## EXTRACT PROVIDED:
>>>

So instead of sending wads of peep-show and sex-magazine cash to Washington, he took the $50,000 and $100,000 bundles of money that were thrown under his desk each week and sent them to Switzerland.
“I paid a million every year,” he says, looking out the window in the prison lunch room toward fences wrapped in thick coils of razor wire. “But there was a couple of million I didn’t tell them about.”
In the longest-running IRS criminal investigation in history, it took the government more than a decade to untangle Sturman’s financial web and bring down the nattily dressed pornographer whose net worth was once estimated at $100 million. But get him they did. First they handed him a 10-year sentence for tax evasion. Last June they hit him with another 19 years for conspiring to extort money from adult-bookstore operators in Chicago and trying to bribe a juror--using his ex-wife as bait.
Now there is a real possibility that the man who was a regular at Cannes, esteemed by art dealers in Hong Kong and so well known as a world traveler that he was invited on the inaugural flight of the Concorde, will die in a prison cell.
“I have some hopes,” says Sturman, optimistic that his attorneys can reverse the more serious charges. A little later, however, he grows morose.

<<<

## RECORD LIST:
>>>

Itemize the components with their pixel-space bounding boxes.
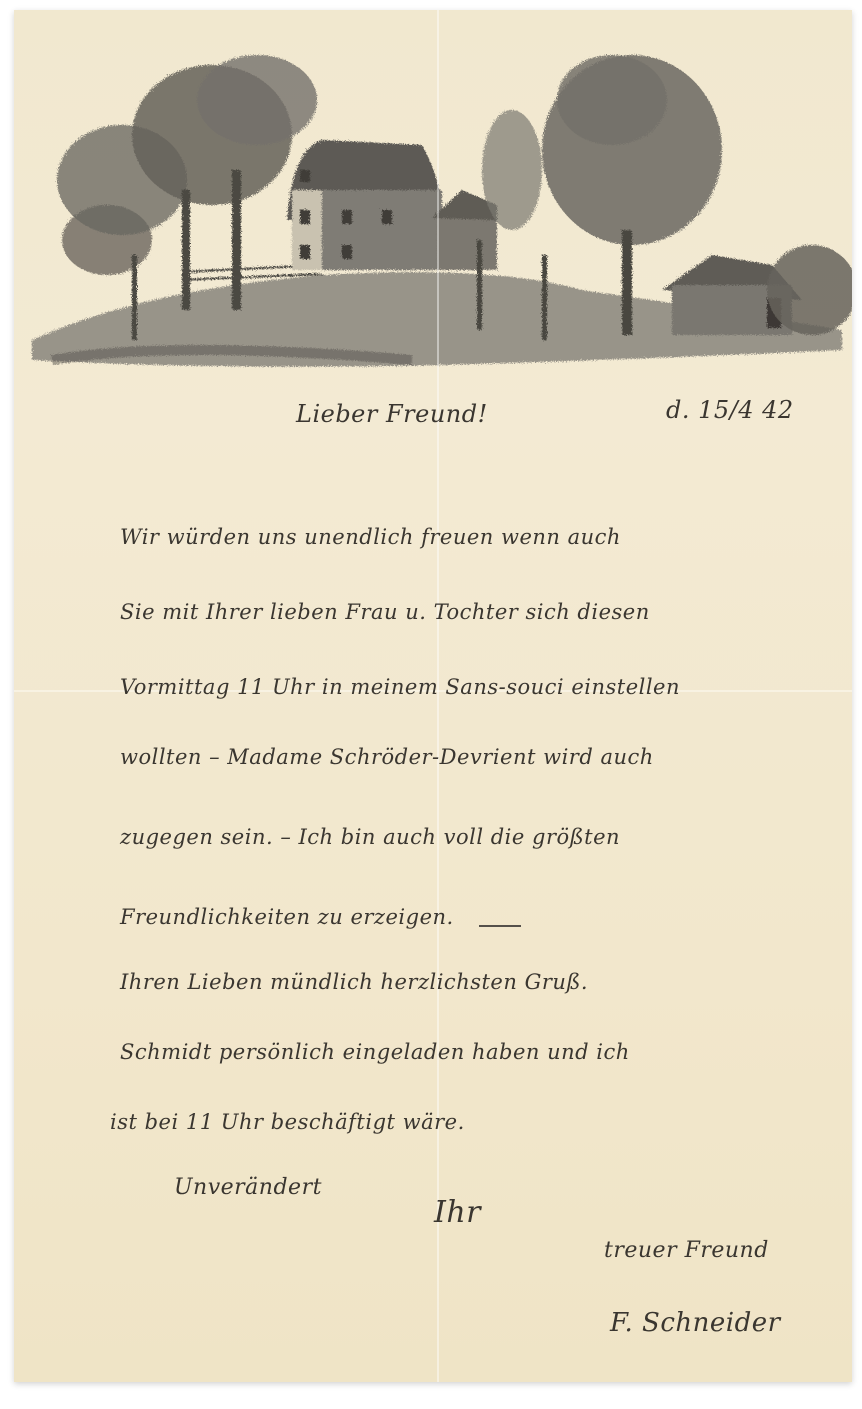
body-line: zugegen sein. – Ich bin auch voll die gr… <box>120 825 620 849</box>
body-line: ist bei 11 Uhr beschäftigt wäre. <box>110 1110 465 1134</box>
closing: Unverändert <box>174 1175 322 1200</box>
body-line: Schmidt persönlich eingeladen haben und … <box>120 1040 630 1064</box>
signature-line-1: treuer Freund <box>604 1238 769 1263</box>
salutation: Lieber Freund! <box>296 400 488 428</box>
letter-paper: Lieber Freund! d. 15/4 42 Wir würden uns… <box>14 10 852 1382</box>
pen-dash <box>479 925 521 927</box>
signature-name: F. Schneider <box>610 1308 781 1338</box>
body-line: Vormittag 11 Uhr in meinem Sans-souci ei… <box>120 675 680 699</box>
body-line: wollten – Madame Schröder-Devrient wird … <box>120 745 654 769</box>
body-line: Ihren Lieben mündlich herzlichsten Gruß. <box>120 970 588 994</box>
letter-date: d. 15/4 42 <box>666 396 794 424</box>
body-line: Wir würden uns unendlich freuen wenn auc… <box>120 525 621 549</box>
body-line: Freundlichkeiten zu erzeigen. <box>120 905 454 929</box>
closing-abbreviation: Ihr <box>434 1195 481 1230</box>
body-line: Sie mit Ihrer lieben Frau u. Tochter sic… <box>120 600 650 624</box>
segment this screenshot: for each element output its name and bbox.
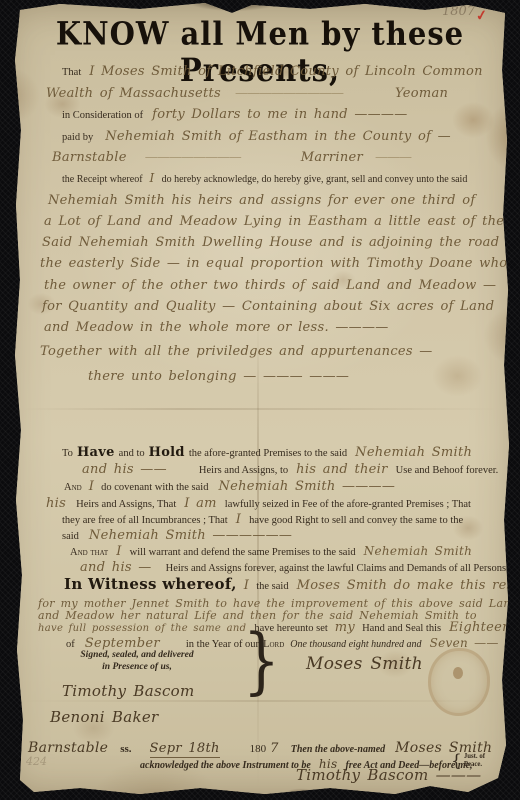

<<<

## TASKS AND EXERCISES:
A: Answer these questions using the excerpt about Sturman:
(i) To which country did Sturman send the bundles of money thrown under his desk?
(ii) What was the length of his first sentence, and for what crime?
(iii) The inaugural flight of which aircraft was he invited on?
B: Write the next part of the excerpt about Sturman's imprisonment, starting after its final sentence.
The data is not needed for anything here.

## ANSWERS FOR THE EXERCISE:
A:
(i) Switzerland
(ii) 10 years, for tax evasion
(iii) The Concorde

B:
“The government is not going to let me go. I beat them too many times in court.”
The officials who pursued him so tirelessly have little sympathy for a man they say mocked the government for years.
“Reuben Sturman justly deserves the punishment that he’s been given,” says Assistant U. S. Atty. Steve Jigger, the man who prosecuted him in Cleveland on tax charges. “He used every device known to man to avoid paying his taxes.”
Richard Rossfelder, the IRS investigator who relentlessly dogged Sturman’s financial trail, says the importance of punishing the pornographer goes far beyond the $28-million tax assessment they levied on him. So far, they have seized $10 million.
“This was the biggest case the IRS criminal division had ever seen a long time ago,” he says. Its effect on the rest of the porn industry was monumental.
“There were a lot of people in this industry reporting nickels and dimes who now report hundreds of thousands of dollars,” Rossfelder says.
Facing a problematic future, the once-secretive businessman is beginning to open up his life to inspection. In his first extensive interview, Sturman talked about how he turned a small business selling used comic books into a vast, international network of sex-oriented bookstores and video shops. And described how the empire ultimately collapsed when he got greedy.
He also is writing his autobiography, unapologetically titled “The Porno King.”
Given a lavish lifestyle and tastes that elevated him above the stereotypical sleazy pornographer with medallions tinkling in his chest hair, comparisons with Playboy founder Hugh Hefner are inevitable.
But though he shopped at Bijan and hung impressionist paintings in his Sherman Oaks home, Sturman never shared Hefner’s flair for round beds and silk pajamas, nor did he display the same intellectual pretensions.
“I was a businessman,” he says. “I didn’t see [pornography] as good. I didn’t see it as bad. It was a product to be sold.”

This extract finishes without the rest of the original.